**Source passage**
Kenya’s Peace Keeping Missions

Kenya is a key supporter of UN peacekeeping efforts in the international system. Kenya has over the years remained receptive to requests to contribute to peace operations based on the consent of the parties in the host state. Kenya has however remained cautious of involvement in peace operations that have had an enforcement element – the notable exception remains the African Union Mission in Somalia (AMISOM), which Kenyan forces joined in 2012.

Until this latter deployment, Kenya had relatively little in peace enforcement operations. Kenya’s cautious approach towards peace operations could be due to the entrenchment of the principle of non-interference during the era of the Organisation of African Unity (OAU) combined with the fact that Kenya’s foreign policy has remained slow to change even after the transition from the old OAU to the new African Union (AU). Kenya’s contribution to peace operations regionally dates back to 1979 but in terms of support to UN operations, Kenya’s first contributions were military observers for the UN Iran–Iraq Military Observer Group (UNIIMOG) from 1988-1990. Since then, Kenya has deployed troop contingents to among others, the UN Transition Assistant Group (UNTAG) in Namibia, the UN Protection Force (UNPROFOR) in Croatia, the two UN missions in Liberia (UNOMIL and UNMIL), the UN Mission in Sierra Leone (UNAMSIL), the UN Interim Force in Lebanon (UNIFIL), the UN Multidimensional Integrated Stabilization Mission in Mali (MINUSMA), the UN Organization Stabilization Mission in the Democratic Republic of the Congo (MONUSCO), the UN–African Union Mission in Darfur (UNAMID) and the UN Mission in South Sudan (UNMISS). It has also deployed military observers to a number of missions including those in Namibia, Bosnia-Herzegovina, Kuwait, Western Sahara, Mozambique, Rwanda and Angola.

Kenya’s military officers have occupied several senior positions within UN peacekeeping operations, including two Chief Military Observers (UNOMIL), Force Commander (UNMIL), Force Commander (UNAMSIL), Force Commander UNMISS, a Deputy Force Commander (UNTAG), a Chairman of Joint Verification Committee (ONUMOZ), a Sector Commander (UNPROFOR), a Senior Military Liaison Officer (UNPROFOR), a Deputy Sector Commander (UNPROFOR), a Chief of Staff (UNPROFOR), and a Garrison Commander (UNPROFOR). Kenya also has a representative at the UN Department of Peacekeeping Operations (DPKO) in New York. Given the high costs or retaining diplomatic personnel in New York, Kenya’s maintenance of constant representation at DPKO indicates the importance that the Government of Kenya has attached to remaining updated about developments there, as well as lobbying for or influencing decisions that would affect Kenya’s current or future deployments.

**Task instructions**
According to the passage on Kenya's peacekeeping missions, what was Kenya's first contribution to a UN operation?

**Given entries**
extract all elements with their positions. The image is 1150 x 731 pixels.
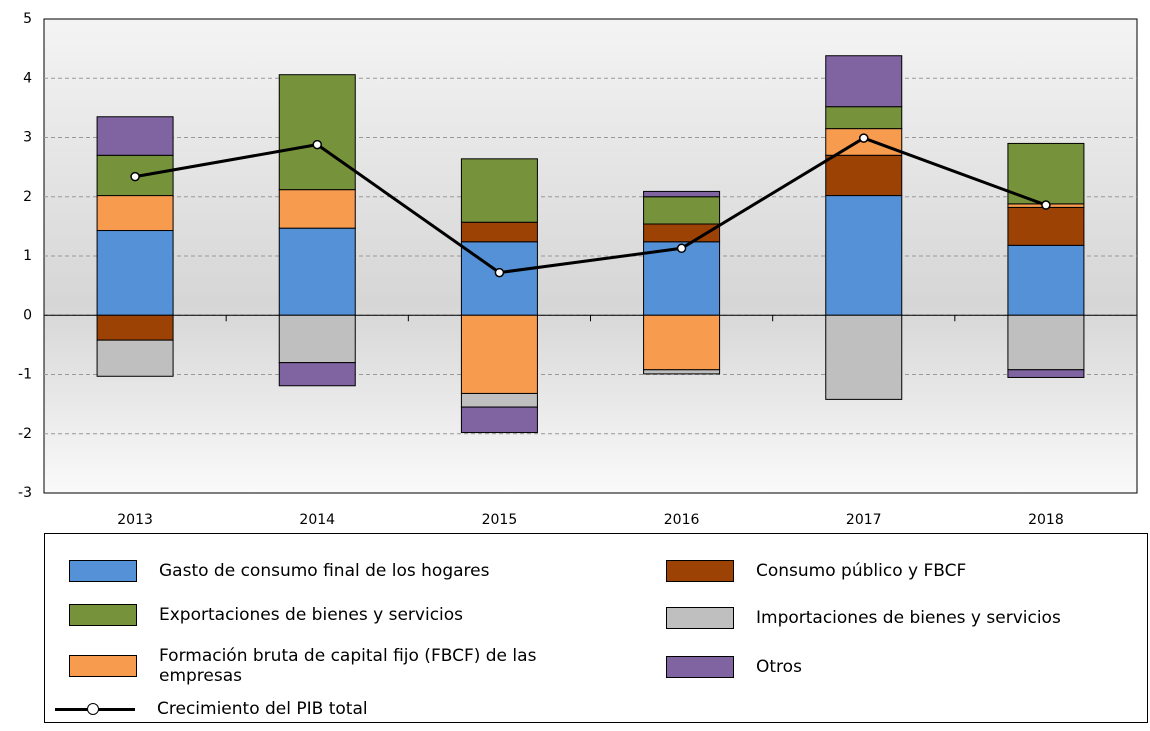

==

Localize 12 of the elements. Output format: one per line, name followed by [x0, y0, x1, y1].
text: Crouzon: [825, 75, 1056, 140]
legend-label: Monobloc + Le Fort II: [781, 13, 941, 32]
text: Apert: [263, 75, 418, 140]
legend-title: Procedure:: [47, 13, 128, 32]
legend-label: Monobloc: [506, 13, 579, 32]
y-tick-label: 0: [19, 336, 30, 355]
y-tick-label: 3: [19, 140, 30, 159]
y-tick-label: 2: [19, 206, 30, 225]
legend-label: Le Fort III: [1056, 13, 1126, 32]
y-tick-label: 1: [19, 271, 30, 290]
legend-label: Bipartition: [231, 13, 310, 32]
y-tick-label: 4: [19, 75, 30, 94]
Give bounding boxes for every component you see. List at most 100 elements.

---

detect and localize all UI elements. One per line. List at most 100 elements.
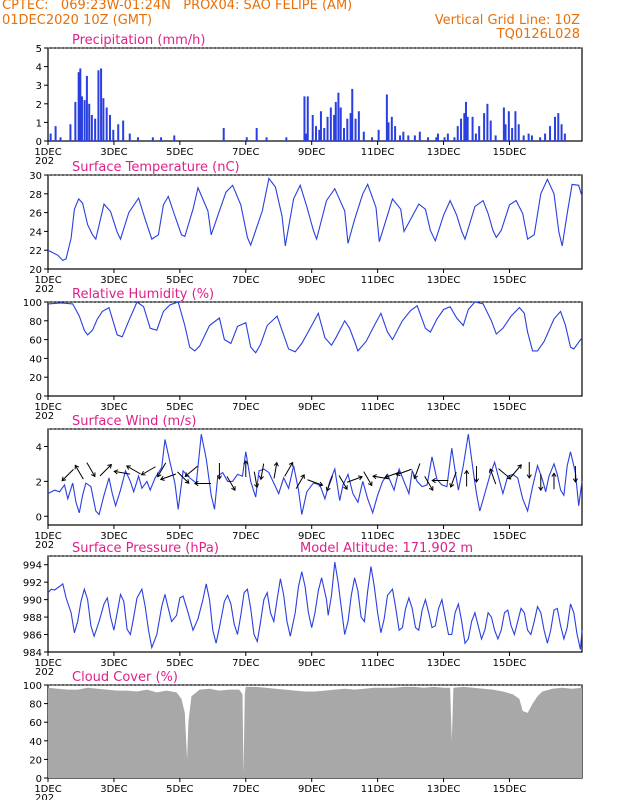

**Answer to this task**
Military observers for the UN Iran–Iraq Military Observer Group (UNIIMOG), from 1988 to 1990.